### Text passage

Of particular concern is a proposal to effectively disallow more deductions for employer-owned life insurance polices -- also known as corporate-owned life insurance, or COLI -- by expanding the pro rate interest expense disallowance. In announcing the proposed tax and disclosure changes, the Treasury Department cited mostly technical changes and the need for increased compliance (BestWire, May 12, 2009).
But taking away an employee exemption and disallowing general-interest deductions on new COLI policies would be counterproductive, said Lee Nunn, senior vice president of executive benefits for Aon Consulting.
"It would discourage some companies from buying COLI in the future," he said. "Congress needs to tread carefully here."
The administration may position the changes as affecting insurers, "but they're really tagging companies that use COLI," said Steven Schwartz, senior vice president of equity research for Raymond James & Associates. Insurers thought they were done with this issue when Congress adopted reforms in 2006, he said.
Until recently, Congress had last dealt with the use of COLIs for tax advantages in a pension bill that was signed into law in August of 2006 (BestWire, Aug. 4, 2006). A provision within the pension bill specifically limited the use of COLI policies to the top 35% of income earners in a company, or those earning more than $100,000 per year to allay concerns about "janitor's insurance," the use of COLI policies to insure the lives of employees who earn minimal wages and who are not crucial to the continuation of a business. That legislation also required companies to report information on their COLI practices to the Internal Revenue Service.
In January, U.S. Rep. Gene Green, D-Texas, introduced the Life Insurance Employee Notification Act, under which employers would be required to disclose any life insurance held on employees, with violations policed by the Federal Trade Commission (BestWire, Jan. 30, 2009).
Life insurance industry representatives are lobbying against the Treasury proposals. They have argued that COLI policies are needed for business continuation planning. Actions they see as limiting the availability of such policies would hurt insurance agents and insurance companies and U.S. business in general.
The administration's proposals "are not sound public policy," said Marc Cadin, vice president of legislative affairs at the Association for Advanced Life Underwriting. "Proposing to disallow the deductible interest expenses of businesses to the extent they own life insurance is an attack on basic tax treatment of life insurance. This proposal has been rejected on a bipartisan basis in the past and we believe that it will be rejected again in the future, particularly since Congress codified best practices on COLI in 2006," he said.
The Treasury's proposed changes for life insurance products are part of a 10-year, $58 billion plan to support new health care initiatives. In addition to the COLI provision, the Treasury plan calls for limiting dividends-received deductions claimed by life insurers when a company's separate account assets, liabilities, and income are segregated from those of the company's general account in order to support variable life insurance and variable annuity contracts. A third provision, which has drawn the least attention from the industry, would enforce greater tax compliance through mandated reporting requirements for life settlement transactions (BestWire, May 12, 2009).
The dividends-received deductions provision could "wipe out" separate-account DRDs, Schwartz said. In theory, this could impact companies to a notable but not rating-changing effect. In practice, he said, any financial impact would be spread around to fall on consumers.
"Effective tax rates are lower because this product exists, Schwartz said. "If the DRD provision does not exist, fees are going to go up."

######

→ **Using the information**
A – In the article on corporate-owned life insurance, to whom did the 2006 pension bill limit the use of COLI policies?
B – Name every person mentioned in the article on corporate-owned life insurance.
C – Render this sentence from the article on corporate-owned life insurance in Spanish: "Life insurance industry representatives are lobbying against the Treasury proposals."

### Given information

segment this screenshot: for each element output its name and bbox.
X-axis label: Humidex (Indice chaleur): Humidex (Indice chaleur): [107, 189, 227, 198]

######

→ **Answer section**
A – The top 35% of income earners in a company, or those earning more than $100,000 per year.

B – Lee Nunn, Steven Schwartz, Gene Green, Marc Cadin

C – Los representantes de la industria de seguros de vida están haciendo cabildeo en contra de las propuestas del Tesoro.